Input material

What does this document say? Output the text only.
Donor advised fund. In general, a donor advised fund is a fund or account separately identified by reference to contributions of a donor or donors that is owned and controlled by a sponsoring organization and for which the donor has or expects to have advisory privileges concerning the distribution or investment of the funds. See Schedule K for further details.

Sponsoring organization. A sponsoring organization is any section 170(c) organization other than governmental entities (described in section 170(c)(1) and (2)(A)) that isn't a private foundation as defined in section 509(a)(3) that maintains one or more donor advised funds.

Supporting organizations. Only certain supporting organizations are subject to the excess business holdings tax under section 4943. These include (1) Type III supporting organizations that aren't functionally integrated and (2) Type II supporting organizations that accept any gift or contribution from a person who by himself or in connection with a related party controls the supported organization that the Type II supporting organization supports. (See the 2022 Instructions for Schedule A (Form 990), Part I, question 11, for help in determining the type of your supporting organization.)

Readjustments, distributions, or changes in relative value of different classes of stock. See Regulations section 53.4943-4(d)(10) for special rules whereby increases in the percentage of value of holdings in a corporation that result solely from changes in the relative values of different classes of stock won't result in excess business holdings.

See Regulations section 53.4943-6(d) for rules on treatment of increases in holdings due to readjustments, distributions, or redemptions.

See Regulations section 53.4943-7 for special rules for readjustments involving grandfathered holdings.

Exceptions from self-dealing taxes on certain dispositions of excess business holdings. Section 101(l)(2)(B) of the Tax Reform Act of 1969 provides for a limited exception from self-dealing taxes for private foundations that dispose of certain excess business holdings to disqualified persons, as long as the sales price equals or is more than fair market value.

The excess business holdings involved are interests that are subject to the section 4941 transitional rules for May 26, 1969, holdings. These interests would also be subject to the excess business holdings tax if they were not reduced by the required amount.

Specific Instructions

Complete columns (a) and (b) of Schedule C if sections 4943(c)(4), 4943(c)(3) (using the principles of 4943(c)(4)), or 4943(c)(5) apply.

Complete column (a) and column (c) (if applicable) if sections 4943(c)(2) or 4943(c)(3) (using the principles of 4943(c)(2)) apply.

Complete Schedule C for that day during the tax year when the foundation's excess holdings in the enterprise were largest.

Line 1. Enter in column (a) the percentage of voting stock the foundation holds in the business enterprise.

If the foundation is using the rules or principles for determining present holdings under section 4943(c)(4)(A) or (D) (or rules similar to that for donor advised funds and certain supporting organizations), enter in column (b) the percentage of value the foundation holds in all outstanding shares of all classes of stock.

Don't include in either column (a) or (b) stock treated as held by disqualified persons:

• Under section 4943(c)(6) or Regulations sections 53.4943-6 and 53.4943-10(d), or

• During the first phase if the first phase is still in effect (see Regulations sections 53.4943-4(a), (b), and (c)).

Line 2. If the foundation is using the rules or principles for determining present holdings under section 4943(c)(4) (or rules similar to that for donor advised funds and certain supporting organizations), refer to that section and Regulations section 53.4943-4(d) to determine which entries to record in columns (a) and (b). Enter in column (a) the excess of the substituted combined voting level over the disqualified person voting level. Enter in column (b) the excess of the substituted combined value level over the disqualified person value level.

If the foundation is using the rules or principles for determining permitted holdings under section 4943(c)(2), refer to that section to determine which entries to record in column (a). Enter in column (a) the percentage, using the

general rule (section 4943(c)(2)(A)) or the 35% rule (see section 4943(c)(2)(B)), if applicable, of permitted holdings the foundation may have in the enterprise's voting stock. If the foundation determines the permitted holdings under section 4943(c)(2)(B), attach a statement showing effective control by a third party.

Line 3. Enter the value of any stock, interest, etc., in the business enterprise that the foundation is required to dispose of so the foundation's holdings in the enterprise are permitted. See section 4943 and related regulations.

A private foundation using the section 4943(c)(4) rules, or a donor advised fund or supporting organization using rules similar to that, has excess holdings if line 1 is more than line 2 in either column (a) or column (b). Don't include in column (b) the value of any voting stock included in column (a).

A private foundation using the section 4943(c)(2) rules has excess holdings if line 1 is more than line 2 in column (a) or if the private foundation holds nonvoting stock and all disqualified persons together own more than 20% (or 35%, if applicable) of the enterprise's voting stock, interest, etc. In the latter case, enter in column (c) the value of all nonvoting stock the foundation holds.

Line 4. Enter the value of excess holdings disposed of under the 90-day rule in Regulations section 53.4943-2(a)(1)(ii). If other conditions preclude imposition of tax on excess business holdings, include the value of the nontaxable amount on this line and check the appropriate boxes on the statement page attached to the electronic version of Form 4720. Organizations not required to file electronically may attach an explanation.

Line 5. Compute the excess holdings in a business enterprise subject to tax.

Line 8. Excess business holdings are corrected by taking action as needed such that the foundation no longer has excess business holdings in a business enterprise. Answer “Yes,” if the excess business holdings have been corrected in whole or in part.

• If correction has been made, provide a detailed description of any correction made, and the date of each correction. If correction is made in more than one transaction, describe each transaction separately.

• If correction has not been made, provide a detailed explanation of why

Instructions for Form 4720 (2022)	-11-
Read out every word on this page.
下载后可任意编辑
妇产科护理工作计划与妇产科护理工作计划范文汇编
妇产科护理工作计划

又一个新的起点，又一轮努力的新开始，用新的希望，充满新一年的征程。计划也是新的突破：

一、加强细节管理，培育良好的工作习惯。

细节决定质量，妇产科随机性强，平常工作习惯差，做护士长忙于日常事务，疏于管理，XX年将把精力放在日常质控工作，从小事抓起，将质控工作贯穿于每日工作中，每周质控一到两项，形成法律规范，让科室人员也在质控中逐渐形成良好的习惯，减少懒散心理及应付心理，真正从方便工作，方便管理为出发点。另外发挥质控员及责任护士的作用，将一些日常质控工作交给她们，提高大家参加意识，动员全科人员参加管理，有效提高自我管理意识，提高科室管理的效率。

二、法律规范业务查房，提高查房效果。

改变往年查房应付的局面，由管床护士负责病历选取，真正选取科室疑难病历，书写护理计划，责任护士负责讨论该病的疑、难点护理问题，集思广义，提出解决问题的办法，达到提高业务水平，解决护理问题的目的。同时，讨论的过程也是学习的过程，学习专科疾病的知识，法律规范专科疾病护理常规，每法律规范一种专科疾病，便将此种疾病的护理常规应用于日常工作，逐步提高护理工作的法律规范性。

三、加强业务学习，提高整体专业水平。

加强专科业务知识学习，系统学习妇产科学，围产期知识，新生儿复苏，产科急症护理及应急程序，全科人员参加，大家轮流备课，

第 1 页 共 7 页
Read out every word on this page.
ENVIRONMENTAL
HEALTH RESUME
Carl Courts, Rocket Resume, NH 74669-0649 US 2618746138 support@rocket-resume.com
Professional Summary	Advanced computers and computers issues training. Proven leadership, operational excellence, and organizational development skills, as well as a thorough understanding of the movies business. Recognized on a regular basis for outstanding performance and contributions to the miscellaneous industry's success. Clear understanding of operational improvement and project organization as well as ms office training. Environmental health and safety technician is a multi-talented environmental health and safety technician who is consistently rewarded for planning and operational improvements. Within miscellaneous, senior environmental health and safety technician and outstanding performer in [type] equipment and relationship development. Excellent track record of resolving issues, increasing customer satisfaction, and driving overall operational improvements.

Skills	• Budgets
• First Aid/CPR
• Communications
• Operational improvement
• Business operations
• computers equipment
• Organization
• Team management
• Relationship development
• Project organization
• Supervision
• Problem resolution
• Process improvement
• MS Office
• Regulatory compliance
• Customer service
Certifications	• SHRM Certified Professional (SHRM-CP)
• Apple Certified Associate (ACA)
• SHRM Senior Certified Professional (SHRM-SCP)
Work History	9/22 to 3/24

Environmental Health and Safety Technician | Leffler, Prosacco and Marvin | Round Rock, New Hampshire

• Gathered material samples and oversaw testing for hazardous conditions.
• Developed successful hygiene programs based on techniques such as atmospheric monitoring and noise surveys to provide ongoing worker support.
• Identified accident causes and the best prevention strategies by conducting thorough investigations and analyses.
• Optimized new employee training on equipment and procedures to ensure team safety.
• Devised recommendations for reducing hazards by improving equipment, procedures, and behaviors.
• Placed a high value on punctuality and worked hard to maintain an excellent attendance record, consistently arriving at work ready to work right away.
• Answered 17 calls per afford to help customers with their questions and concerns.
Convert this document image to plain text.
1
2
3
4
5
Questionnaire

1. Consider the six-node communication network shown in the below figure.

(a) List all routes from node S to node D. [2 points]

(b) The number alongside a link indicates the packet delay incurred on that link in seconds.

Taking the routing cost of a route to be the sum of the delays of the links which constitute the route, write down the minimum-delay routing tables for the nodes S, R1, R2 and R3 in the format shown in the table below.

Given task
From the entries above, copy every line that holds the word "equipment".

Complete answer
Professional Summary	Advanced computers and computers issues training. Proven leadership, operational excellence, and organizational development skills, as well as a thorough understanding of the movies business. Recognized on a regular basis for outstanding performance and contributions to the miscellaneous industry's success. Clear understanding of operational improvement and project organization as well as ms office training. Environmental health and safety technician is a multi-talented environmental health and safety technician who is consistently rewarded for planning and operational improvements. Within miscellaneous, senior environmental health and safety technician and outstanding performer in [type] equipment and relationship development. Excellent track record of resolving issues, increasing customer satisfaction, and driving overall operational improvements.
• computers equipment
• Optimized new employee training on equipment and procedures to ensure team safety.
• Devised recommendations for reducing hazards by improving equipment, procedures, and behaviors.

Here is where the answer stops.